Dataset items
-- Begin --

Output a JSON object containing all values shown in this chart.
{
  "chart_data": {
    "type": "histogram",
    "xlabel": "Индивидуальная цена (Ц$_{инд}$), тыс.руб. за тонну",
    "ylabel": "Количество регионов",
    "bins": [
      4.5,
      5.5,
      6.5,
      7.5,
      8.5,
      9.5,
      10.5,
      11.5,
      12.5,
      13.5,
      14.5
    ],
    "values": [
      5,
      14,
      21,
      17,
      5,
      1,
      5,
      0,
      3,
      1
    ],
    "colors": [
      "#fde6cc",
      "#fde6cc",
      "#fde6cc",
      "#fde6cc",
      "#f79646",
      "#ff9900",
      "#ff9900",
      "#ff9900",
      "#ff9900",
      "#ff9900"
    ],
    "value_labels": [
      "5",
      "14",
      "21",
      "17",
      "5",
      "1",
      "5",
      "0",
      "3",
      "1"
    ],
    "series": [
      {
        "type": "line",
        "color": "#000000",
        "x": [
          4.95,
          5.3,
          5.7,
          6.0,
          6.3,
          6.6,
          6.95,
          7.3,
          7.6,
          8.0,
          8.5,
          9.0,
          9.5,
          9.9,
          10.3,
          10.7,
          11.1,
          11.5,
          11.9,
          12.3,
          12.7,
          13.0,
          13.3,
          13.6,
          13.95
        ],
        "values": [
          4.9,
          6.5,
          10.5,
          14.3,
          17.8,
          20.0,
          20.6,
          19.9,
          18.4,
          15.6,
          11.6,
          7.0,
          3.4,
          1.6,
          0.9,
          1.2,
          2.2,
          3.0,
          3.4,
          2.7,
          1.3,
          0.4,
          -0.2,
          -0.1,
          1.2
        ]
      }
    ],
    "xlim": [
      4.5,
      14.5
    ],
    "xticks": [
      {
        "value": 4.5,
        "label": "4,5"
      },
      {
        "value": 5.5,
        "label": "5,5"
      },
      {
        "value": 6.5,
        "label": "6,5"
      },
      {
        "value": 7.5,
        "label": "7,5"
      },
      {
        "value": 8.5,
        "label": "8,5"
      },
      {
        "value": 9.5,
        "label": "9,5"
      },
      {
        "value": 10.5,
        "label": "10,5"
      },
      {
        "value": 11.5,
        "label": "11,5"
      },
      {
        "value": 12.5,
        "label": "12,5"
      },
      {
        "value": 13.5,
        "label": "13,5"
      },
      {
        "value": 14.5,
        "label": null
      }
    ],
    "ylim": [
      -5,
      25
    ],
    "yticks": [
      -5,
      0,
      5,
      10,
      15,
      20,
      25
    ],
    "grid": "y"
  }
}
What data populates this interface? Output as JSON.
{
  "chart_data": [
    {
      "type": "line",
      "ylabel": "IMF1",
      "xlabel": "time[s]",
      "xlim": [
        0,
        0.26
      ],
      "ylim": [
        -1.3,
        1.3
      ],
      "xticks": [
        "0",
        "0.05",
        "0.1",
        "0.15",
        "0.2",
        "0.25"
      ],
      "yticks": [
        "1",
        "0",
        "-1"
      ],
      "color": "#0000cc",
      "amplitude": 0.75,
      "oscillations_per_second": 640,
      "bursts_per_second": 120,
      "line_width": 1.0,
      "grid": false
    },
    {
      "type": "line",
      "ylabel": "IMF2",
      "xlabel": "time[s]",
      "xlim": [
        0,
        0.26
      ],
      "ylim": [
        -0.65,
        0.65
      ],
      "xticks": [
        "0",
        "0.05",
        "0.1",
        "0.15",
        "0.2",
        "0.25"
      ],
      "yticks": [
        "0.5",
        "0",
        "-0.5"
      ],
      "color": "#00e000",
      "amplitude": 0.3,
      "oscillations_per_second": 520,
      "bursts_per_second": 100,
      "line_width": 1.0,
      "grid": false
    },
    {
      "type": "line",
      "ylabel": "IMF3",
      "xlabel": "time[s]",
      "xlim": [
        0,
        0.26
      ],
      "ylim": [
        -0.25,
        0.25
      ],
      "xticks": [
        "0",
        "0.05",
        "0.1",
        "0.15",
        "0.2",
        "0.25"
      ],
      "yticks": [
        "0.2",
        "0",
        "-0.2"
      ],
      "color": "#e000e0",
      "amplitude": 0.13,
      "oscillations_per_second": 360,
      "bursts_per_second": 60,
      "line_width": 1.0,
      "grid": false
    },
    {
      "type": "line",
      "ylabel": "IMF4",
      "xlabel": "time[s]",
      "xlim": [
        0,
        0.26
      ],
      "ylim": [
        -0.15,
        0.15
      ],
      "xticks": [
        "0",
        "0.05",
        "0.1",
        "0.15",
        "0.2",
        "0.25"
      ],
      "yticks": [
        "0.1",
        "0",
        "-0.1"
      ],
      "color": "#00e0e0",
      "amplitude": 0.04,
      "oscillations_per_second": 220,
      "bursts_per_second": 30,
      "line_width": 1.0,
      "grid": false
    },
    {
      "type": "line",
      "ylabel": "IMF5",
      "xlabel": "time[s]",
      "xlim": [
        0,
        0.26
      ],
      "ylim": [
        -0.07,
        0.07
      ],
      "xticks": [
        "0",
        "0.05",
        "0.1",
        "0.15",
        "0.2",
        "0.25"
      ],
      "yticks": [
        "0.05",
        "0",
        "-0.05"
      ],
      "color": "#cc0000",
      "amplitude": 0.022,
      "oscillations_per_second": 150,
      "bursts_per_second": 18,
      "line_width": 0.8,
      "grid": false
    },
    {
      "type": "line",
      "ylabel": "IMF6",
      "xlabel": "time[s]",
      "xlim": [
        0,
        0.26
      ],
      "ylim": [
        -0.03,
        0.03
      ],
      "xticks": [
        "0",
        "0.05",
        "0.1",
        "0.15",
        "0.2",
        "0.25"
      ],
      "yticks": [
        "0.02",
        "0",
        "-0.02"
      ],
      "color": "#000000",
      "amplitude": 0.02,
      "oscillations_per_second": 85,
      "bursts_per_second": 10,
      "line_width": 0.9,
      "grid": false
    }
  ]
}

-- End --

Given request:
Copy every line above that holds the word "Output".

Final result:
Output a JSON object containing all values shown in this chart.
What data populates this interface? Output as JSON.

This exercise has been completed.